**STATED TASK**
Print all of the lines exactly. Any picture among them stays out.

- - - - - - -

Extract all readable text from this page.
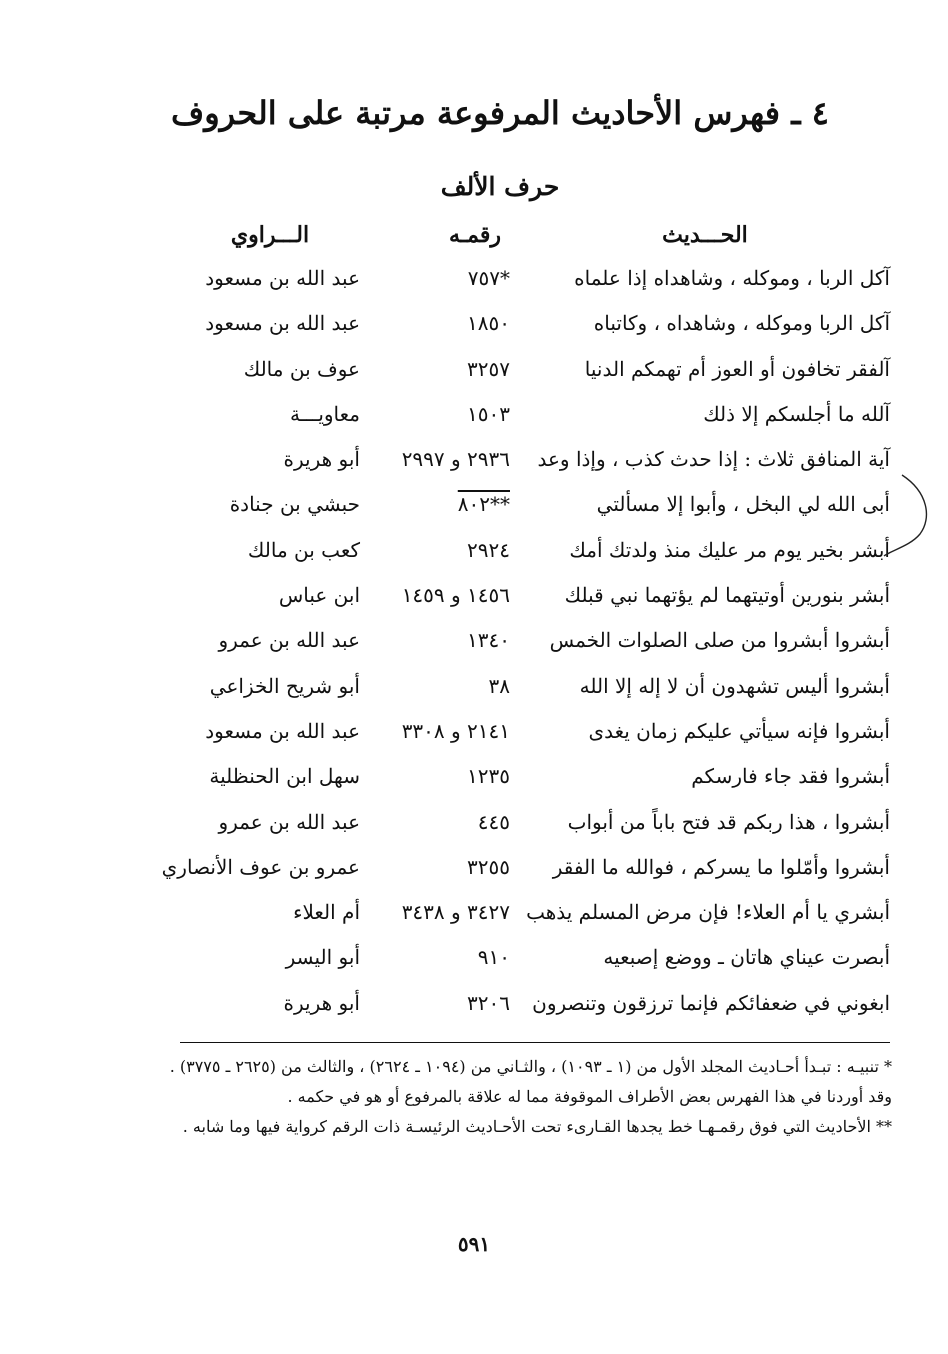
٤ ـ فهرس الأحاديث المرفوعة مرتبة على الحروف
حرف الألف
الحـــديث
رقمـه
الـــراوي
آكل الربا ، وموكله ، وشاهداه إذا علماه
*٧٥٧
عبد الله بن مسعود
آكل الربا وموكله ، وشاهداه ، وكاتباه
١٨٥٠
عبد الله بن مسعود
آلفقر تخافون أو العوز أم تهمكم الدنيا
٣٢٥٧
عوف بن مالك
آلله ما أجلسكم إلا ذلك
١٥٠٣
معاويـــة
آية المنافق ثلاث : إذا حدث كذب ، وإذا وعد
٢٩٣٦ و ٢٩٩٧
أبو هريرة
أبى الله لي البخل ، وأبوا إلا مسألتي
**٨٠٢
حبشي بن جنادة
أبشر بخير يوم مر عليك منذ ولدتك أمك
٢٩٢٤
كعب بن مالك
أبشر بنورين أوتيتهما لم يؤتهما نبي قبلك
١٤٥٦ و ١٤٥٩
ابن عباس
أبشروا أبشروا من صلى الصلوات الخمس
١٣٤٠
عبد الله بن عمرو
أبشروا أليس تشهدون أن لا إله إلا الله
٣٨
أبو شريح الخزاعي
أبشروا فإنه سيأتي عليكم زمان يغدى
٢١٤١ و ٣٣٠٨
عبد الله بن مسعود
أبشروا فقد جاء فارسكم
١٢٣٥
سهل ابن الحنظلية
أبشروا ، هذا ربكم قد فتح باباً من أبواب
٤٤٥
عبد الله بن عمرو
أبشروا وأمّلوا ما يسركم ، فوالله ما الفقر
٣٢٥٥
عمرو بن عوف الأنصاري
أبشري يا أم العلاء! فإن مرض المسلم يذهب
٣٤٢٧ و ٣٤٣٨
أم العلاء
أبصرت عيناي هاتان ـ ووضع إصبعيه
٩١٠
أبو اليسر
ابغوني في ضعفائكم فإنما ترزقون وتنصرون
٣٢٠٦
أبو هريرة

* تنبيـه : تبـدأ أحـاديث المجلد الأول من (١ ـ ١٠٩٣) ، والثـاني من (١٠٩٤ ـ ٢٦٢٤) ، والثالث من (٢٦٢٥ ـ ٣٧٧٥) .

وقد أوردنا في هذا الفهرس بعض الأطراف الموقوفة مما له علاقة بالمرفوع أو هو في حكمه .

** الأحاديث التي فوق رقمـهـا خط يجدها القـارىء تحت الأحـاديث الرئيسـة ذات الرقم كرواية فيها وما شابه .

٥٩١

- - - - - - -

**RIGHT ANSWER**
Extract all readable text from this page.
٤ ـ فهرس الأحاديث المرفوعة مرتبة على الحروف
حرف الألف
الحـــديث
رقمـه
الـــراوي
آكل الربا ، وموكله ، وشاهداه إذا علماه
*٧٥٧
عبد الله بن مسعود
آكل الربا وموكله ، وشاهداه ، وكاتباه
١٨٥٠
عبد الله بن مسعود
آلفقر تخافون أو العوز أم تهمكم الدنيا
٣٢٥٧
عوف بن مالك
آلله ما أجلسكم إلا ذلك
١٥٠٣
معاويـــة
آية المنافق ثلاث : إذا حدث كذب ، وإذا وعد
٢٩٣٦ و ٢٩٩٧
أبو هريرة
أبى الله لي البخل ، وأبوا إلا مسألتي
**٨٠٢
حبشي بن جنادة
أبشر بخير يوم مر عليك منذ ولدتك أمك
٢٩٢٤
كعب بن مالك
أبشر بنورين أوتيتهما لم يؤتهما نبي قبلك
١٤٥٦ و ١٤٥٩
ابن عباس
أبشروا أبشروا من صلى الصلوات الخمس
١٣٤٠
عبد الله بن عمرو
أبشروا أليس تشهدون أن لا إله إلا الله
٣٨
أبو شريح الخزاعي
أبشروا فإنه سيأتي عليكم زمان يغدى
٢١٤١ و ٣٣٠٨
عبد الله بن مسعود
أبشروا فقد جاء فارسكم
١٢٣٥
سهل ابن الحنظلية
أبشروا ، هذا ربكم قد فتح باباً من أبواب
٤٤٥
عبد الله بن عمرو
أبشروا وأمّلوا ما يسركم ، فوالله ما الفقر
٣٢٥٥
عمرو بن عوف الأنصاري
أبشري يا أم العلاء! فإن مرض المسلم يذهب
٣٤٢٧ و ٣٤٣٨
أم العلاء
أبصرت عيناي هاتان ـ ووضع إصبعيه
٩١٠
أبو اليسر
ابغوني في ضعفائكم فإنما ترزقون وتنصرون
٣٢٠٦
أبو هريرة

* تنبيـه : تبـدأ أحـاديث المجلد الأول من (١ ـ ١٠٩٣) ، والثـاني من (١٠٩٤ ـ ٢٦٢٤) ، والثالث من (٢٦٢٥ ـ ٣٧٧٥) .

وقد أوردنا في هذا الفهرس بعض الأطراف الموقوفة مما له علاقة بالمرفوع أو هو في حكمه .

** الأحاديث التي فوق رقمـهـا خط يجدها القـارىء تحت الأحـاديث الرئيسـة ذات الرقم كرواية فيها وما شابه .

٥٩١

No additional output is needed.